京都バス (Kyoto Bus Co., Ltd.)

京都バス株式会社(きょうとバスかぶしきがいしゃ)は、京都市右京区に本店を置く京阪電気鉄道グループの路線バス事業者である。
路線は京都市北部を中心にして一部滋賀県大津市・高島市(旧・朽木村)にも路線が存在する。
なお、同じく路線バスを運行している京都市営バス(京都市交通局)とは資本・人材の関係は一切ない。

花背線終点の「広河原」バス停留所は京都市最北端のバス停(京都市左京区)であり、比良線終点の「朽木学校前」バス停(滋賀県高島市)はスルッとKANSAIエリア(鉄道・バス (交通機関)を含めて)の最北端である。
スルッとKANSAIは使用可能であるが、京阪グループ共通バスカードは使用できない(使用可能会社は京阪バス(大津地区を除く)および京阪バスの完全子会社である京阪シティバス・京阪京都交通・京阪宇治バスのみ)。

前身

1921年、洛北自動車(株)が創業。
京都市上京区小山内河原町(北大路橋西詰)に本社・営業所を開設し、京都におけるバス会社として一・二の古い歴史を持っていた。
開業当時は出町橋から三宅八幡宮と大原村へ運行していたが、年々路線を拡張して一時は洛北におけるバス交通を独占した。

しかし1925年、京都電燈(株)(後の京福電気鉄道)直営の(旧)叡山電鉄、1928年傍系の鞍馬電鉄(株)(現・叡山電鉄叡山電鉄鞍馬線)の開通により両者間の競合が激しくなって営業成績が次第に不振となった。
このため、鞍馬電鉄との間に猛烈な乗客争奪合戦を繰り広げたが、これが諸般の弊害を生じる結果となり、1930年に鞍馬電鉄に買収され、京都電燈(株)の傍系会社となった。
1933年には京都市電北大路橋電停を起点として雲ヶ畑に至る雲ヶ畑バス(株)も合併し、洛北を走る交通機関の調整を見るに至った。
なお、現在も社章として使われている羽うちわのマークは元々は鞍馬電鉄のものであったものが引き継がれている。

一方の嵐山方面は嵐山自動車商会が創業し、京都市内の千本通丸太町通から太秦経由・嵐山渡月橋に至る営業路線を運行してきたが、次第に京都電燈直営の嵐山電鉄との競合による弊害が生じはじめ、おなじく京都電燈が買収することになり、1938年、嵐山バス(株)が設立された。

その後、満州事変・第二次世界大戦と戦局は次第に深刻な様相を見せはじめ、統制経済の一環として1941年「配電統制令」が施行され、京都電燈は、発送電部門を日本発送電(株)に、配電部門を関西電力(株)・北陸電力(株)にそれぞれ出資し、1942年4月をもって解散した。
残る電鉄部門は同年京福電気鉄道(株)として新発足し、越前、嵐山、叡山の3電鉄を直営し、傍系には三国芦原電鉄、京福電気鉄道永平寺線、京福電気鉄道丸岡線、愛宕山鉄道、鞍馬電鉄および系列のバス事業などを擁していた。

..........

▶ **取り組む問題**
1. 京都バスに関する文章をもとに、次の問いに答えてください。
(a) 京都バス株式会社の本店は、どこに置かれているか。
(b) 洛北自動車(株)が創業したのは何年か。
(c) 嵐山バス(株)が設立されたのは何年か。
2. 上にある京都バスの沿革を述べた文章の続きを書き進めてください。

▶ **データセットの行**
..........

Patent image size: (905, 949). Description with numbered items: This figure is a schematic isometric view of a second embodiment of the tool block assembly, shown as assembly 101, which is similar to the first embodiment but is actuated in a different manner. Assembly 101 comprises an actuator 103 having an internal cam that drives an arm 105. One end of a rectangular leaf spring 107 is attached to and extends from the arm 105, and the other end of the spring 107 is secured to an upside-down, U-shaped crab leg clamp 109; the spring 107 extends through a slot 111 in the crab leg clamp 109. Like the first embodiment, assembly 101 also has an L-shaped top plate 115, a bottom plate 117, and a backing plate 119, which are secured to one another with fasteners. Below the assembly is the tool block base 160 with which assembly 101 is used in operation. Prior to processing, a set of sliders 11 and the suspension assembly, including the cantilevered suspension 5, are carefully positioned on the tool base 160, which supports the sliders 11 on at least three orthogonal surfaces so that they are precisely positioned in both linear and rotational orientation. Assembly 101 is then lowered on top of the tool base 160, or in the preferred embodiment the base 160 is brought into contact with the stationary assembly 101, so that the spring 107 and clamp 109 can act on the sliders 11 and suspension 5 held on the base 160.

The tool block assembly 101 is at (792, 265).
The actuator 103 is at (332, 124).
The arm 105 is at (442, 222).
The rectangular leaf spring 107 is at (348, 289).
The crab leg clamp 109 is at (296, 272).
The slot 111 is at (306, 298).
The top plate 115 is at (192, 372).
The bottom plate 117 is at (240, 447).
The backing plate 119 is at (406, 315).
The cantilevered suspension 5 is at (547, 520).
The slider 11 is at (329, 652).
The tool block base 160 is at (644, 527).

..........

▶ **回答**
1.
(a) 京都市右京区
(b) 1921年
(c) 1938年

2.
当時はまだ戦時中の自動車用ガソリン配給停止が続いており、いわゆる代用品時代で木炭車や電気自動車が代燃車として運行されていたが、いずれもガソリン車に比べて著しく力が劣っており、木炭車主体の鞍馬自動車は鞍馬以北の路線を停止してどうにか営業を続けていた。
電気自動車を主力としていた嵐山バスは蓄電能力の関係から全線運行不可能の事態に追い込まれ、両者とも独立しての運行には幾多の障害が生じてきた。
そこで抜本的対策として京福電鉄全額出資による京都バス(株)が1948年に誕生した。

京都バス誕生後

京都バス(株)は合併前の両社からそれぞれ洛北・洛西の郊外バスとしての性格を受けついで発足し、事業規模も従業員27人、車両数14台という小規模な企業体であったが、戦後資材・燃料などの事情も好転してきたのに伴い、合併前に休止していた路線も徐々に復活していった。

戦前より旧京都市内の交通は主として市交通局の市電・市バスが担当し、郊外路線は民間バス会社が受け持つといった形態で運行されており、利用客からは乗り換え無しに直通できる運行を希望する声が高かったので、発足当初からの課題は企業規模の拡大と市内部への進出、特に主要ターミナルへの乗り入れ実現にあった。

そこで行政官庁や関係各機関に働きかけ続けた結果、京都市との共同運行協定を締結し、1950年に雲ヶ畑・上黒田・大原・途中の各線が三条京阪まで乗り入れ、続いて1952年に大原・途中の各線は四条通大宮通まで乗り入れた。
1953年には嵐山方面から三条京阪、雲ヶ畑・上黒田の各線も四条大宮まで乗り入れ、翌年には嵐山方面から京都駅までの乗り入れが実現した。

これにより市中心部への進出は達成されて利用客にとっての不満も解消したかに見えたが、相互乗り入れは実現したものの、既存路線から乗り入れ可能となった路線の停留所での乗り降りについて、「降車はできるが乗車できない」、逆に都心部から郊外へ向けては「乗車は自由だが降車は禁止」という、いわゆる「クローズドドアシステム」の制約を受けていた。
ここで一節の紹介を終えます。